• THE TASK:
Copy each line in the data that includes the word "revenus".
── EXERCISE INPUT
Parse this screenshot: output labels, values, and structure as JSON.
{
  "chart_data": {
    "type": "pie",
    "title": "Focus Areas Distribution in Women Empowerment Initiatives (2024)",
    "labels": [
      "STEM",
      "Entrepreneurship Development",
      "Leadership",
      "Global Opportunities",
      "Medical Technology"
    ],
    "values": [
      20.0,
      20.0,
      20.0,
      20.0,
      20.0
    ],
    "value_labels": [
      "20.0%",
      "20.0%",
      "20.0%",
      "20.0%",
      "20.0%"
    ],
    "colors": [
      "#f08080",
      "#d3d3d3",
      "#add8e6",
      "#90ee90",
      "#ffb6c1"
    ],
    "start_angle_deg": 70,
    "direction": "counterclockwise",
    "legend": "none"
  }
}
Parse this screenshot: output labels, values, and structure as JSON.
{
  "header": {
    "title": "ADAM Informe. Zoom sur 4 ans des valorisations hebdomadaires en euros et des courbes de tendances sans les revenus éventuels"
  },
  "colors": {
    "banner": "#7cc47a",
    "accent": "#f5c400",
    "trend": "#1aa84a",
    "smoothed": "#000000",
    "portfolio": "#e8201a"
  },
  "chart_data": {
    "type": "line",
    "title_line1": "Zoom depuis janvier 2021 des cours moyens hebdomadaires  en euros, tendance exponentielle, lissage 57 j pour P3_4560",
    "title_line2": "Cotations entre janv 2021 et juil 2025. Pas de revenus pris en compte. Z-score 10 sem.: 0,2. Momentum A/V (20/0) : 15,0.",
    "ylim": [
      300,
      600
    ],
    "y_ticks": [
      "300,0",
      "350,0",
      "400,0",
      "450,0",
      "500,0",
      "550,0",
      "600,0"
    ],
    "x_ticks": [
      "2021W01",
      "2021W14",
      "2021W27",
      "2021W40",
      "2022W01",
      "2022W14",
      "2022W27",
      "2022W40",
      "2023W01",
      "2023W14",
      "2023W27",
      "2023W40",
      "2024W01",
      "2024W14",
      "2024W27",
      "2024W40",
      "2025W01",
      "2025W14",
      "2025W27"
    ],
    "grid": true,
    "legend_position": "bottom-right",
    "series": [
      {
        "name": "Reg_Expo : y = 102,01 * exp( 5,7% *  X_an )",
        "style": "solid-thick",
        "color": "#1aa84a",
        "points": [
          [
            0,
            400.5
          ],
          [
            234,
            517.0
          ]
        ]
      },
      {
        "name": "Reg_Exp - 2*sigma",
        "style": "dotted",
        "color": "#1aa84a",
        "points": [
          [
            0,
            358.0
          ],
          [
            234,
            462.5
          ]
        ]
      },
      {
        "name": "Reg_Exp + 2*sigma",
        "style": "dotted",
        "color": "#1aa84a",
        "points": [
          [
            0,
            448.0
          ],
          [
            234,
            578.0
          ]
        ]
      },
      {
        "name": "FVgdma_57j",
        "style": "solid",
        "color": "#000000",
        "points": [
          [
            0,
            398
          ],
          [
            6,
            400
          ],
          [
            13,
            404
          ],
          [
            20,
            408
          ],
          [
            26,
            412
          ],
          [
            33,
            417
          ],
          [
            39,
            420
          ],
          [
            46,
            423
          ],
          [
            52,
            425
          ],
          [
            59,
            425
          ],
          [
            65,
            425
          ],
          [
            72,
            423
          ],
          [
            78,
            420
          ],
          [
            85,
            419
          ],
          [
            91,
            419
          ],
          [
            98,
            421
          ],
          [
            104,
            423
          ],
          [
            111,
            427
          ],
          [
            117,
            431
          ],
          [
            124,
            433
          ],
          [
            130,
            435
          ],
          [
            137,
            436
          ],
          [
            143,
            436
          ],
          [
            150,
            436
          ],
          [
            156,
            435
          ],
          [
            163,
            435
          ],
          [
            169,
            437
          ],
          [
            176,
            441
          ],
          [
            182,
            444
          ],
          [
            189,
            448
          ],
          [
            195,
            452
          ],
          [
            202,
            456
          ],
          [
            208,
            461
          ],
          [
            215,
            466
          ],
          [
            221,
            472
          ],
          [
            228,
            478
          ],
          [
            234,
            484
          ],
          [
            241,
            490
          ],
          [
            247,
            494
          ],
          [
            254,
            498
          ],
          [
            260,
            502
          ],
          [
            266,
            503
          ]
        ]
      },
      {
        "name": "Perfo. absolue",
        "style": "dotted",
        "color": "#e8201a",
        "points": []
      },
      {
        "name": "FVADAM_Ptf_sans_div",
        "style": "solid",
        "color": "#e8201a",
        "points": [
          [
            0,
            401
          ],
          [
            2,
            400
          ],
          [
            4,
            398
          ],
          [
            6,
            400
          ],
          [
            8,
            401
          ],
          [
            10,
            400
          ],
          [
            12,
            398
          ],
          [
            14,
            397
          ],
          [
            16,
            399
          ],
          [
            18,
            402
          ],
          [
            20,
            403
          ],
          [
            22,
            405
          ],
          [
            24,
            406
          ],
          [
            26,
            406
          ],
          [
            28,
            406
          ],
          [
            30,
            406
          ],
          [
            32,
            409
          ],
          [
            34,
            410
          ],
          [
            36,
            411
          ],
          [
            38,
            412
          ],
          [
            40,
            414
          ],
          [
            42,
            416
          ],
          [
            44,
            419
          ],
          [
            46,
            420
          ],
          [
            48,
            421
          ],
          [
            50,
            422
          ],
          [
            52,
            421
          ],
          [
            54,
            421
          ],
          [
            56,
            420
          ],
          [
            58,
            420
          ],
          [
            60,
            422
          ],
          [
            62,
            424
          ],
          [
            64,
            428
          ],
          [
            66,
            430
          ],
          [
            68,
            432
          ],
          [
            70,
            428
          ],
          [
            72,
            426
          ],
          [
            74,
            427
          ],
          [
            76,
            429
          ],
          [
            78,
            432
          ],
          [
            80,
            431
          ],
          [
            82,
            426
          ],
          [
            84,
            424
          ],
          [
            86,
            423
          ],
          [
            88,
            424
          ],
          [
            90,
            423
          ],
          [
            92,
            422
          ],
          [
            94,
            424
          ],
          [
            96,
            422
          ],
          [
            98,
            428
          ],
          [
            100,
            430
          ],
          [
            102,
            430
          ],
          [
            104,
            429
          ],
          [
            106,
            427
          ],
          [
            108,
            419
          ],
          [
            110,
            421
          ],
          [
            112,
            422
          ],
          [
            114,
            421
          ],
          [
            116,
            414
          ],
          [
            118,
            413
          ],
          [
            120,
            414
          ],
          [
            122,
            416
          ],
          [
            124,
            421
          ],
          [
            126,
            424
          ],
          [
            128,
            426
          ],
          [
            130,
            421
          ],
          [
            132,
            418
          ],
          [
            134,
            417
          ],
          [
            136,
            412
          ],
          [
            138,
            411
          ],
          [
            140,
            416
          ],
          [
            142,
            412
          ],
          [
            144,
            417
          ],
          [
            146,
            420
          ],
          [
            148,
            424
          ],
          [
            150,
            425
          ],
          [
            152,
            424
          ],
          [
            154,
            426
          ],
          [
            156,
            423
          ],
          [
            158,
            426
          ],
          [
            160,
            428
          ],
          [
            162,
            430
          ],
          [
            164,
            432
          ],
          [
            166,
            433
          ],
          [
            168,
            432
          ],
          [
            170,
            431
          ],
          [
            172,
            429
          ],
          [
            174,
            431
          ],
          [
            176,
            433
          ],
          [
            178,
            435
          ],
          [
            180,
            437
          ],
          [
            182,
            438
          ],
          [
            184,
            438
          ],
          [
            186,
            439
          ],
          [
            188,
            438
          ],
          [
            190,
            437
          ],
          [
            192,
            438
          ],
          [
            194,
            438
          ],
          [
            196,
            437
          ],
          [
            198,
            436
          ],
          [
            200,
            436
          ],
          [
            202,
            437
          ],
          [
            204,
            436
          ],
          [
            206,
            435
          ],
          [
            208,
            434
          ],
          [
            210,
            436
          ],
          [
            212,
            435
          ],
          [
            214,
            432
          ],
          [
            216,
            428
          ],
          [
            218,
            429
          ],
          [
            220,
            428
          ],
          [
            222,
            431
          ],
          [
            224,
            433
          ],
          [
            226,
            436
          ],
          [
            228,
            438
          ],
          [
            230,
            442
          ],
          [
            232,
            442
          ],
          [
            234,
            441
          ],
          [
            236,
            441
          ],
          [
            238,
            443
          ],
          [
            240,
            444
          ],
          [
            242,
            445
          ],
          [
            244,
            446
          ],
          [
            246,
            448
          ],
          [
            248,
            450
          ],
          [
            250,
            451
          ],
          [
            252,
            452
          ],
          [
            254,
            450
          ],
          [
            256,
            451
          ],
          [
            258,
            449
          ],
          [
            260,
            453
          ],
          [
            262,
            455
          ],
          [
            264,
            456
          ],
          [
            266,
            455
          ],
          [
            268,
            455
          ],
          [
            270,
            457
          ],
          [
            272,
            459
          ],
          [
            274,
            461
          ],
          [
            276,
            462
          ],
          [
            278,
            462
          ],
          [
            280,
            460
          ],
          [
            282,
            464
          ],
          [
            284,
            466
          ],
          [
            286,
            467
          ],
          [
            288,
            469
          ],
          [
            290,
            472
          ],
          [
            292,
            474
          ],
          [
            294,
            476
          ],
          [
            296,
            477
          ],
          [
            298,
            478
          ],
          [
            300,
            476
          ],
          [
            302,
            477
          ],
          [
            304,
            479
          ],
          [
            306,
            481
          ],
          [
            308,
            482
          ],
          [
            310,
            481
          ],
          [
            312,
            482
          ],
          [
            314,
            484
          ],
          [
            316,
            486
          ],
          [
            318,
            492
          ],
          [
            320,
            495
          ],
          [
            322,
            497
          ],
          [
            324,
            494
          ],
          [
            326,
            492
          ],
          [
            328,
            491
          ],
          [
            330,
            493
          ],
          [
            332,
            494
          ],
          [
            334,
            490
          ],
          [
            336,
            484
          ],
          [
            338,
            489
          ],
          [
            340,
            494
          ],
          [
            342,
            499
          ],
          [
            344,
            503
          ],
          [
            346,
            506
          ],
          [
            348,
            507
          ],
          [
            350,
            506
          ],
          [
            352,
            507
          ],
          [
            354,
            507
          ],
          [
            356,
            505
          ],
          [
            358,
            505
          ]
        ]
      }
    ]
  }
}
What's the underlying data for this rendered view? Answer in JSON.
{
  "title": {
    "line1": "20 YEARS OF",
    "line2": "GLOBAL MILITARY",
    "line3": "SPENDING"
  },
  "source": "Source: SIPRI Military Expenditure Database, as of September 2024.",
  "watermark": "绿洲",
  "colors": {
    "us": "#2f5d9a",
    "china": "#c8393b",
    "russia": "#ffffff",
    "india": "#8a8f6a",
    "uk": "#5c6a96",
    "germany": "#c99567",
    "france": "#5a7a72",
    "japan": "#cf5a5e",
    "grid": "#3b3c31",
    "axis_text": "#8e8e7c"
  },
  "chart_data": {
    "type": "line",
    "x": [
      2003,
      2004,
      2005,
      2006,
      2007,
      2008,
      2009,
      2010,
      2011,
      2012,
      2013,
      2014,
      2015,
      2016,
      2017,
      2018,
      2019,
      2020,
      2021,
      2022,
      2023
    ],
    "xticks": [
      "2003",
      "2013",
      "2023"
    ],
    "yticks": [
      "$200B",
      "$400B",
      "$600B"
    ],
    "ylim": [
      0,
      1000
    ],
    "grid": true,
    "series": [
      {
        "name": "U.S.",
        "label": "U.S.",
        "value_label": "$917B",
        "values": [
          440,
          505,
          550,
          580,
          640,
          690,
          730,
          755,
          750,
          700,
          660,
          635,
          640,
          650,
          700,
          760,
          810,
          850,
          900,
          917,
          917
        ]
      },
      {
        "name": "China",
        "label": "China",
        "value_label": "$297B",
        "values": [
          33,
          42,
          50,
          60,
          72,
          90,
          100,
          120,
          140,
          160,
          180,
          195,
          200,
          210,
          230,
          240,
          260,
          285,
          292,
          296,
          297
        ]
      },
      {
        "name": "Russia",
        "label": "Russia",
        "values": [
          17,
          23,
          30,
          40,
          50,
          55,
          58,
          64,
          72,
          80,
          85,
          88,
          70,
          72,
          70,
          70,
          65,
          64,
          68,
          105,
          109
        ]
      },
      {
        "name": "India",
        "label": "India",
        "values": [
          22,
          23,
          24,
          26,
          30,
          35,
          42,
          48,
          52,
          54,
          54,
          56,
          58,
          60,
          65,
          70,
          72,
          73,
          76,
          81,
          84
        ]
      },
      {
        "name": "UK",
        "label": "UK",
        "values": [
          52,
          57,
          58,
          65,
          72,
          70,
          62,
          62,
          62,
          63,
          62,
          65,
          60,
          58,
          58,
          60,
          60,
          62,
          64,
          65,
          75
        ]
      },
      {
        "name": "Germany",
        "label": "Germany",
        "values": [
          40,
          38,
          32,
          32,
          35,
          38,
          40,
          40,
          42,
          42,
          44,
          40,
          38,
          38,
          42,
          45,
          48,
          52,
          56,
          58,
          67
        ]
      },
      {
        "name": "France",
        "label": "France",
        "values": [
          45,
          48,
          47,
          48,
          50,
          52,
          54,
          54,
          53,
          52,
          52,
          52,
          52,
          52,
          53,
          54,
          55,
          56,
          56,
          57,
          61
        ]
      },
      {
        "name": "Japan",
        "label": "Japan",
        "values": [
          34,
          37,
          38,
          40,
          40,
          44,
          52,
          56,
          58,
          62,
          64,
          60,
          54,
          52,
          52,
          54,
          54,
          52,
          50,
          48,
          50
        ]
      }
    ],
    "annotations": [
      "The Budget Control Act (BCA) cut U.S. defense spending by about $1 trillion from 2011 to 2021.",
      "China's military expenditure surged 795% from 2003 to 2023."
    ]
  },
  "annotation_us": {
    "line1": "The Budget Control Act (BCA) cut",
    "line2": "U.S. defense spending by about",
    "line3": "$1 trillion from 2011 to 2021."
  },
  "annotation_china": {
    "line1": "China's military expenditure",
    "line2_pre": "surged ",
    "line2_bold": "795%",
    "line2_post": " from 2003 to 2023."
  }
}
────
• REPLY TO THE EXERCISE:
    "title": "ADAM Informe. Zoom sur 4 ans des valorisations hebdomadaires en euros et des courbes de tendances sans les revenus éventuels"
    "title_line2": "Cotations entre janv 2021 et juil 2025. Pas de revenus pris en compte. Z-score 10 sem.: 0,2. Momentum A/V (20/0) : 15,0.",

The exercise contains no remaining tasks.